Exercise requirements:
Please give the listing again, word for word, with nothing left out.

(Stored items)
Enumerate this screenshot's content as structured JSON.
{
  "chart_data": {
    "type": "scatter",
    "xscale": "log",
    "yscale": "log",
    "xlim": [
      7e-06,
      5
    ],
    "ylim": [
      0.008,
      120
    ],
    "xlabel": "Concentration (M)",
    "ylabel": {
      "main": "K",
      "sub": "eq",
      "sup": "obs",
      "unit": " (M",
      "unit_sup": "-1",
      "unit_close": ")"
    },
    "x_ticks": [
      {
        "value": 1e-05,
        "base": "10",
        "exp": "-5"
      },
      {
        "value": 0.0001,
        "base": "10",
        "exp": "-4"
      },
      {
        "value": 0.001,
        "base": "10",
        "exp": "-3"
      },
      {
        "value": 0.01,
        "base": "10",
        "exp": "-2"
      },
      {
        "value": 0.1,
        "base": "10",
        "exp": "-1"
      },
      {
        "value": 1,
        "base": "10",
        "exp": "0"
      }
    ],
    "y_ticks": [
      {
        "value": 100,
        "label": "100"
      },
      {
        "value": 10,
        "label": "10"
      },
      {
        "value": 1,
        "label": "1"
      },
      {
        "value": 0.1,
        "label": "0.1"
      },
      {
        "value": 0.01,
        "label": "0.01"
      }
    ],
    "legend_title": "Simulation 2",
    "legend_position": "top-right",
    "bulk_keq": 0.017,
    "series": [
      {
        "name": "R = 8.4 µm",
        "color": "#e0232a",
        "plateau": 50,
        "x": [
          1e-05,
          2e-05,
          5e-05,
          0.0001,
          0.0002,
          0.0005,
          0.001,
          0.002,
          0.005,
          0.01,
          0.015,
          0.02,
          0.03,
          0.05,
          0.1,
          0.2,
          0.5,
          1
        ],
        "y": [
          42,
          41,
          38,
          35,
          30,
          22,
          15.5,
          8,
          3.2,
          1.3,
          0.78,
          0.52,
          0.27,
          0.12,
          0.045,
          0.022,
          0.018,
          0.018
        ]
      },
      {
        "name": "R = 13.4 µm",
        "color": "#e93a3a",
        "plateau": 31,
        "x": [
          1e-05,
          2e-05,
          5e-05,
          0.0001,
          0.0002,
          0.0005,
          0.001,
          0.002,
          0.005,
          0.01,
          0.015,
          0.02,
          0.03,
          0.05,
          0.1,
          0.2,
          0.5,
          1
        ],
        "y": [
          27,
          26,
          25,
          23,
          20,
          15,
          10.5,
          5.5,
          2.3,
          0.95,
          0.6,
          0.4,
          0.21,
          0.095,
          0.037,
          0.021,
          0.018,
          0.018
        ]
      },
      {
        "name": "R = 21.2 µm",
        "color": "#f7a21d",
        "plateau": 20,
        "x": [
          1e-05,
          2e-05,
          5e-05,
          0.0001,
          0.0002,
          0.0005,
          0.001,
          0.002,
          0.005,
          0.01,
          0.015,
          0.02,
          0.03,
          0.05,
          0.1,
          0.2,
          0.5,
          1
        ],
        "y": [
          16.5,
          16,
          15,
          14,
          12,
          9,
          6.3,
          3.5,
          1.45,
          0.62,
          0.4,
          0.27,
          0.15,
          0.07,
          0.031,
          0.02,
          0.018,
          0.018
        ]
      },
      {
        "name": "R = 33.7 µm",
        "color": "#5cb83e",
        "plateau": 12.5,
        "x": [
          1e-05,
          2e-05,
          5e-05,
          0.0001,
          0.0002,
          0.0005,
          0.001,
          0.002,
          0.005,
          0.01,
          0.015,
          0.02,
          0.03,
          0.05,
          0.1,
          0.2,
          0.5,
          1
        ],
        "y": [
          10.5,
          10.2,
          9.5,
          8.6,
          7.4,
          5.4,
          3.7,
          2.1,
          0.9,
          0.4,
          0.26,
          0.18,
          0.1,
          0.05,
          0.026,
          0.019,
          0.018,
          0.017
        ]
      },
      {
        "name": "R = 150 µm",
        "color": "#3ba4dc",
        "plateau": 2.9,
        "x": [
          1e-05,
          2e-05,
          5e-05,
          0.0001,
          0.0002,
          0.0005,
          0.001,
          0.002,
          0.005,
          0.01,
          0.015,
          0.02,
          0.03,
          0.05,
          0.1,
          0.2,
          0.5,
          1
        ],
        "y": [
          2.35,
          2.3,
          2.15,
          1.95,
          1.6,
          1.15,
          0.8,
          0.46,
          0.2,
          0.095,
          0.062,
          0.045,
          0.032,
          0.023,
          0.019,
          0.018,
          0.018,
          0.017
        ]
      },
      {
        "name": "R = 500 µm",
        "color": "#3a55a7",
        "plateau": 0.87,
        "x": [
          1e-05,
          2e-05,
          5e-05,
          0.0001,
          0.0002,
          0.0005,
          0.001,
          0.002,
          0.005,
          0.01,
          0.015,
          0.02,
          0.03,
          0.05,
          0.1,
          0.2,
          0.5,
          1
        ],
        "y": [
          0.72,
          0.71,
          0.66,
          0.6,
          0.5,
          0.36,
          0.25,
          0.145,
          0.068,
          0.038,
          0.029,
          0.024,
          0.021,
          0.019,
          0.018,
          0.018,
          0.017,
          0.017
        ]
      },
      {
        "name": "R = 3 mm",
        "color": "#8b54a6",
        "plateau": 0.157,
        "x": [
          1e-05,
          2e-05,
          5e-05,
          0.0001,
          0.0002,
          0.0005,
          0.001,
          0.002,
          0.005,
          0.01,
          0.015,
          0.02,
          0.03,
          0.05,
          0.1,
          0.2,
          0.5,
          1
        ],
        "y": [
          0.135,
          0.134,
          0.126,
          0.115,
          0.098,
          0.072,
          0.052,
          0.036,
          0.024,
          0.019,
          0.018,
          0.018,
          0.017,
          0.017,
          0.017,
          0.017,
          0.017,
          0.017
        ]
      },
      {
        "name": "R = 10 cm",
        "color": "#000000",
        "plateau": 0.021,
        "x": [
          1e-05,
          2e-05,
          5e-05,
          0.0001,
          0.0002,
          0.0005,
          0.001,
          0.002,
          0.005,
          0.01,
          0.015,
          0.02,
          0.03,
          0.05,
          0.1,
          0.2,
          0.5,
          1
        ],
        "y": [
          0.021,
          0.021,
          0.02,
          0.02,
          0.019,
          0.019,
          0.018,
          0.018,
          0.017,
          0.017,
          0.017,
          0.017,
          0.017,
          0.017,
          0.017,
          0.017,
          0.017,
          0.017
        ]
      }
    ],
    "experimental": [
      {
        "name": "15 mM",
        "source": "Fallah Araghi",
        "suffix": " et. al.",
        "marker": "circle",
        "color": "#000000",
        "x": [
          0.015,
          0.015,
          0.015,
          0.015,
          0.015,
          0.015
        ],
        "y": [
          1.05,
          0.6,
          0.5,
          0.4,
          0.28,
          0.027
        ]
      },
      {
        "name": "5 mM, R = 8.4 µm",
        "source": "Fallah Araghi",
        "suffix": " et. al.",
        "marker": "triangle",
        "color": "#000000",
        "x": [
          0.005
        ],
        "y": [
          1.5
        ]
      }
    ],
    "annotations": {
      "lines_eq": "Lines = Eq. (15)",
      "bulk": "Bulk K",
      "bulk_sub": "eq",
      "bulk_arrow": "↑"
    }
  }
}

Result of the task:
Enumerate this screenshot's content as structured JSON.
{
  "chart_data": {
    "type": "scatter",
    "xscale": "log",
    "yscale": "log",
    "xlim": [
      7e-06,
      5
    ],
    "ylim": [
      0.008,
      120
    ],
    "xlabel": "Concentration (M)",
    "ylabel": {
      "main": "K",
      "sub": "eq",
      "sup": "obs",
      "unit": " (M",
      "unit_sup": "-1",
      "unit_close": ")"
    },
    "x_ticks": [
      {
        "value": 1e-05,
        "base": "10",
        "exp": "-5"
      },
      {
        "value": 0.0001,
        "base": "10",
        "exp": "-4"
      },
      {
        "value": 0.001,
        "base": "10",
        "exp": "-3"
      },
      {
        "value": 0.01,
        "base": "10",
        "exp": "-2"
      },
      {
        "value": 0.1,
        "base": "10",
        "exp": "-1"
      },
      {
        "value": 1,
        "base": "10",
        "exp": "0"
      }
    ],
    "y_ticks": [
      {
        "value": 100,
        "label": "100"
      },
      {
        "value": 10,
        "label": "10"
      },
      {
        "value": 1,
        "label": "1"
      },
      {
        "value": 0.1,
        "label": "0.1"
      },
      {
        "value": 0.01,
        "label": "0.01"
      }
    ],
    "legend_title": "Simulation 2",
    "legend_position": "top-right",
    "bulk_keq": 0.017,
    "series": [
      {
        "name": "R = 8.4 µm",
        "color": "#e0232a",
        "plateau": 50,
        "x": [
          1e-05,
          2e-05,
          5e-05,
          0.0001,
          0.0002,
          0.0005,
          0.001,
          0.002,
          0.005,
          0.01,
          0.015,
          0.02,
          0.03,
          0.05,
          0.1,
          0.2,
          0.5,
          1
        ],
        "y": [
          42,
          41,
          38,
          35,
          30,
          22,
          15.5,
          8,
          3.2,
          1.3,
          0.78,
          0.52,
          0.27,
          0.12,
          0.045,
          0.022,
          0.018,
          0.018
        ]
      },
      {
        "name": "R = 13.4 µm",
        "color": "#e93a3a",
        "plateau": 31,
        "x": [
          1e-05,
          2e-05,
          5e-05,
          0.0001,
          0.0002,
          0.0005,
          0.001,
          0.002,
          0.005,
          0.01,
          0.015,
          0.02,
          0.03,
          0.05,
          0.1,
          0.2,
          0.5,
          1
        ],
        "y": [
          27,
          26,
          25,
          23,
          20,
          15,
          10.5,
          5.5,
          2.3,
          0.95,
          0.6,
          0.4,
          0.21,
          0.095,
          0.037,
          0.021,
          0.018,
          0.018
        ]
      },
      {
        "name": "R = 21.2 µm",
        "color": "#f7a21d",
        "plateau": 20,
        "x": [
          1e-05,
          2e-05,
          5e-05,
          0.0001,
          0.0002,
          0.0005,
          0.001,
          0.002,
          0.005,
          0.01,
          0.015,
          0.02,
          0.03,
          0.05,
          0.1,
          0.2,
          0.5,
          1
        ],
        "y": [
          16.5,
          16,
          15,
          14,
          12,
          9,
          6.3,
          3.5,
          1.45,
          0.62,
          0.4,
          0.27,
          0.15,
          0.07,
          0.031,
          0.02,
          0.018,
          0.018
        ]
      },
      {
        "name": "R = 33.7 µm",
        "color": "#5cb83e",
        "plateau": 12.5,
        "x": [
          1e-05,
          2e-05,
          5e-05,
          0.0001,
          0.0002,
          0.0005,
          0.001,
          0.002,
          0.005,
          0.01,
          0.015,
          0.02,
          0.03,
          0.05,
          0.1,
          0.2,
          0.5,
          1
        ],
        "y": [
          10.5,
          10.2,
          9.5,
          8.6,
          7.4,
          5.4,
          3.7,
          2.1,
          0.9,
          0.4,
          0.26,
          0.18,
          0.1,
          0.05,
          0.026,
          0.019,
          0.018,
          0.017
        ]
      },
      {
        "name": "R = 150 µm",
        "color": "#3ba4dc",
        "plateau": 2.9,
        "x": [
          1e-05,
          2e-05,
          5e-05,
          0.0001,
          0.0002,
          0.0005,
          0.001,
          0.002,
          0.005,
          0.01,
          0.015,
          0.02,
          0.03,
          0.05,
          0.1,
          0.2,
          0.5,
          1
        ],
        "y": [
          2.35,
          2.3,
          2.15,
          1.95,
          1.6,
          1.15,
          0.8,
          0.46,
          0.2,
          0.095,
          0.062,
          0.045,
          0.032,
          0.023,
          0.019,
          0.018,
          0.018,
          0.017
        ]
      },
      {
        "name": "R = 500 µm",
        "color": "#3a55a7",
        "plateau": 0.87,
        "x": [
          1e-05,
          2e-05,
          5e-05,
          0.0001,
          0.0002,
          0.0005,
          0.001,
          0.002,
          0.005,
          0.01,
          0.015,
          0.02,
          0.03,
          0.05,
          0.1,
          0.2,
          0.5,
          1
        ],
        "y": [
          0.72,
          0.71,
          0.66,
          0.6,
          0.5,
          0.36,
          0.25,
          0.145,
          0.068,
          0.038,
          0.029,
          0.024,
          0.021,
          0.019,
          0.018,
          0.018,
          0.017,
          0.017
        ]
      },
      {
        "name": "R = 3 mm",
        "color": "#8b54a6",
        "plateau": 0.157,
        "x": [
          1e-05,
          2e-05,
          5e-05,
          0.0001,
          0.0002,
          0.0005,
          0.001,
          0.002,
          0.005,
          0.01,
          0.015,
          0.02,
          0.03,
          0.05,
          0.1,
          0.2,
          0.5,
          1
        ],
        "y": [
          0.135,
          0.134,
          0.126,
          0.115,
          0.098,
          0.072,
          0.052,
          0.036,
          0.024,
          0.019,
          0.018,
          0.018,
          0.017,
          0.017,
          0.017,
          0.017,
          0.017,
          0.017
        ]
      },
      {
        "name": "R = 10 cm",
        "color": "#000000",
        "plateau": 0.021,
        "x": [
          1e-05,
          2e-05,
          5e-05,
          0.0001,
          0.0002,
          0.0005,
          0.001,
          0.002,
          0.005,
          0.01,
          0.015,
          0.02,
          0.03,
          0.05,
          0.1,
          0.2,
          0.5,
          1
        ],
        "y": [
          0.021,
          0.021,
          0.02,
          0.02,
          0.019,
          0.019,
          0.018,
          0.018,
          0.017,
          0.017,
          0.017,
          0.017,
          0.017,
          0.017,
          0.017,
          0.017,
          0.017,
          0.017
        ]
      }
    ],
    "experimental": [
      {
        "name": "15 mM",
        "source": "Fallah Araghi",
        "suffix": " et. al.",
        "marker": "circle",
        "color": "#000000",
        "x": [
          0.015,
          0.015,
          0.015,
          0.015,
          0.015,
          0.015
        ],
        "y": [
          1.05,
          0.6,
          0.5,
          0.4,
          0.28,
          0.027
        ]
      },
      {
        "name": "5 mM, R = 8.4 µm",
        "source": "Fallah Araghi",
        "suffix": " et. al.",
        "marker": "triangle",
        "color": "#000000",
        "x": [
          0.005
        ],
        "y": [
          1.5
        ]
      }
    ],
    "annotations": {
      "lines_eq": "Lines = Eq. (15)",
      "bulk": "Bulk K",
      "bulk_sub": "eq",
      "bulk_arrow": "↑"
    }
  }
}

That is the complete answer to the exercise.